What the task asks: Repeat every line of the listing below exactly, minus the pictures.

++++++

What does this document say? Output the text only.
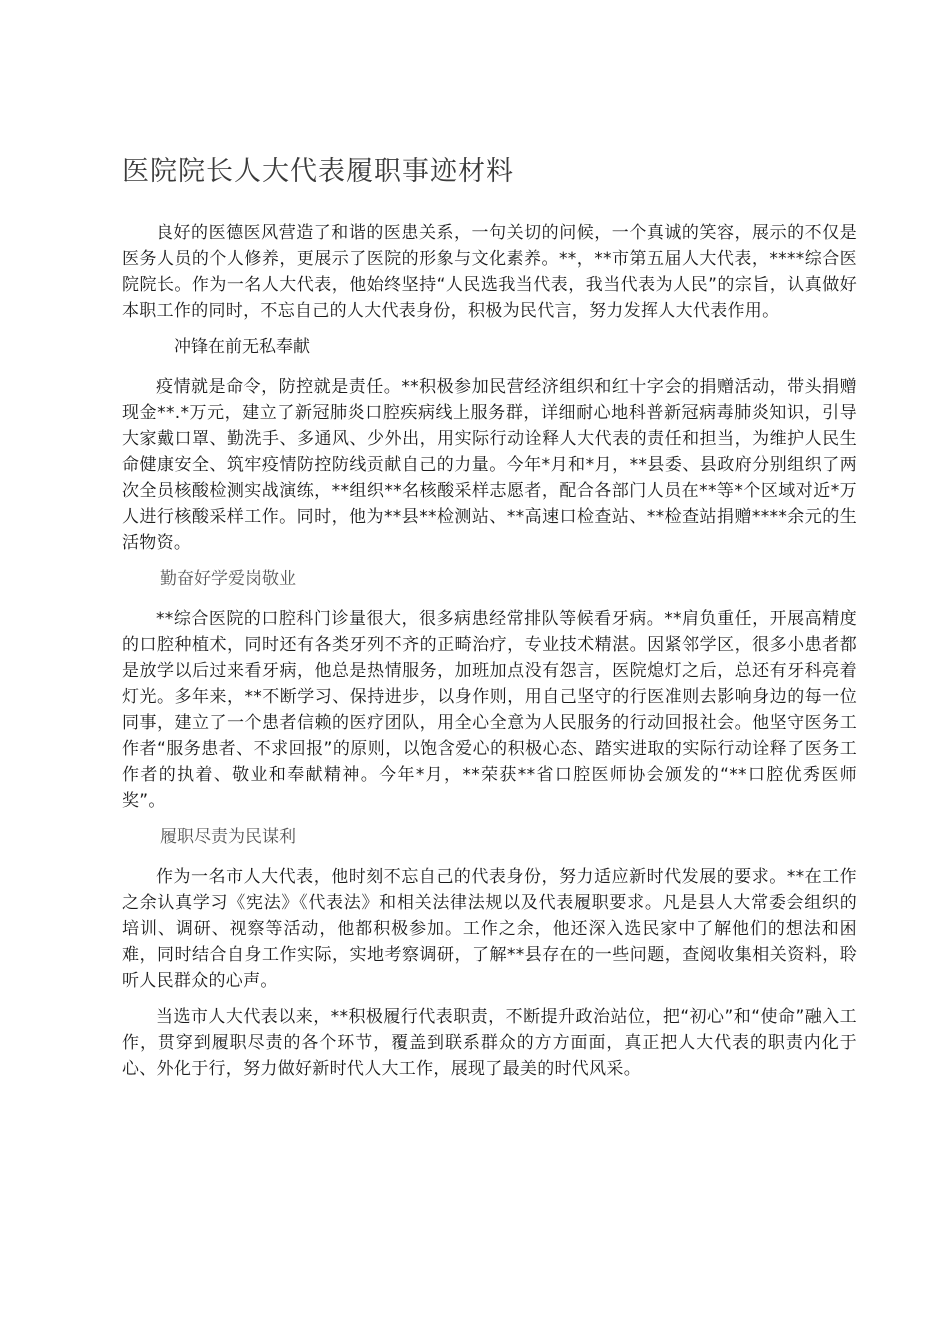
医院院长人大代表履职事迹材料

良好的医德医风营造了和谐的医患关系，一句关切的问候，一个真诚的笑容，展示的不仅是医务人员的个人修养，更展示了医院的形象与文化素养。**，**市第五届人大代表，****综合医院院长。作为一名人大代表，他始终坚持“人民选我当代表，我当代表为人民”的宗旨，认真做好本职工作的同时，不忘自己的人大代表身份，积极为民代言，努力发挥人大代表作用。

冲锋在前无私奉献

疫情就是命令，防控就是责任。**积极参加民营经济组织和红十字会的捐赠活动，带头捐赠现金**.*万元，建立了新冠肺炎口腔疾病线上服务群，详细耐心地科普新冠病毒肺炎知识，引导大家戴口罩、勤洗手、多通风、少外出，用实际行动诠释人大代表的责任和担当，为维护人民生命健康安全、筑牢疫情防控防线贡献自己的力量。今年*月和*月，**县委、县政府分别组织了两次全员核酸检测实战演练，**组织**名核酸采样志愿者，配合各部门人员在**等*个区域对近*万人进行核酸采样工作。同时，他为**县**检测站、**高速口检查站、**检查站捐赠****余元的生活物资。

勤奋好学爱岗敬业

**综合医院的口腔科门诊量很大，很多病患经常排队等候看牙病。**肩负重任，开展高精度的口腔种植术，同时还有各类牙列不齐的正畸治疗，专业技术精湛。因紧邻学区，很多小患者都是放学以后过来看牙病，他总是热情服务，加班加点没有怨言，医院熄灯之后，总还有牙科亮着灯光。多年来，**不断学习、保持进步，以身作则，用自己坚守的行医准则去影响身边的每一位同事，建立了一个患者信赖的医疗团队，用全心全意为人民服务的行动回报社会。他坚守医务工作者“服务患者、不求回报”的原则，以饱含爱心的积极心态、踏实进取的实际行动诠释了医务工作者的执着、敬业和奉献精神。今年*月，**荣获**省口腔医师协会颁发的“**口腔优秀医师奖”。

履职尽责为民谋利

作为一名市人大代表，他时刻不忘自己的代表身份，努力适应新时代发展的要求。**在工作之余认真学习《宪法》《代表法》和相关法律法规以及代表履职要求。凡是县人大常委会组织的培训、调研、视察等活动，他都积极参加。工作之余，他还深入选民家中了解他们的想法和困难，同时结合自身工作实际，实地考察调研，了解**县存在的一些问题，查阅收集相关资料，聆听人民群众的心声。

当选市人大代表以来，**积极履行代表职责，不断提升政治站位，把“初心”和“使命”融入工作，贯穿到履职尽责的各个环节，覆盖到联系群众的方方面面，真正把人大代表的职责内化于心、外化于行，努力做好新时代人大工作，展现了最美的时代风采。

++++++

Exercise output:
What does this document say? Output the text only.
医院院长人大代表履职事迹材料

良好的医德医风营造了和谐的医患关系，一句关切的问候，一个真诚的笑容，展示的不仅是医务人员的个人修养，更展示了医院的形象与文化素养。**，**市第五届人大代表，****综合医院院长。作为一名人大代表，他始终坚持“人民选我当代表，我当代表为人民”的宗旨，认真做好本职工作的同时，不忘自己的人大代表身份，积极为民代言，努力发挥人大代表作用。

冲锋在前无私奉献

疫情就是命令，防控就是责任。**积极参加民营经济组织和红十字会的捐赠活动，带头捐赠现金**.*万元，建立了新冠肺炎口腔疾病线上服务群，详细耐心地科普新冠病毒肺炎知识，引导大家戴口罩、勤洗手、多通风、少外出，用实际行动诠释人大代表的责任和担当，为维护人民生命健康安全、筑牢疫情防控防线贡献自己的力量。今年*月和*月，**县委、县政府分别组织了两次全员核酸检测实战演练，**组织**名核酸采样志愿者，配合各部门人员在**等*个区域对近*万人进行核酸采样工作。同时，他为**县**检测站、**高速口检查站、**检查站捐赠****余元的生活物资。

勤奋好学爱岗敬业

**综合医院的口腔科门诊量很大，很多病患经常排队等候看牙病。**肩负重任，开展高精度的口腔种植术，同时还有各类牙列不齐的正畸治疗，专业技术精湛。因紧邻学区，很多小患者都是放学以后过来看牙病，他总是热情服务，加班加点没有怨言，医院熄灯之后，总还有牙科亮着灯光。多年来，**不断学习、保持进步，以身作则，用自己坚守的行医准则去影响身边的每一位同事，建立了一个患者信赖的医疗团队，用全心全意为人民服务的行动回报社会。他坚守医务工作者“服务患者、不求回报”的原则，以饱含爱心的积极心态、踏实进取的实际行动诠释了医务工作者的执着、敬业和奉献精神。今年*月，**荣获**省口腔医师协会颁发的“**口腔优秀医师奖”。

履职尽责为民谋利

作为一名市人大代表，他时刻不忘自己的代表身份，努力适应新时代发展的要求。**在工作之余认真学习《宪法》《代表法》和相关法律法规以及代表履职要求。凡是县人大常委会组织的培训、调研、视察等活动，他都积极参加。工作之余，他还深入选民家中了解他们的想法和困难，同时结合自身工作实际，实地考察调研，了解**县存在的一些问题，查阅收集相关资料，聆听人民群众的心声。

当选市人大代表以来，**积极履行代表职责，不断提升政治站位，把“初心”和“使命”融入工作，贯穿到履职尽责的各个环节，覆盖到联系群众的方方面面，真正把人大代表的职责内化于心、外化于行，努力做好新时代人大工作，展现了最美的时代风采。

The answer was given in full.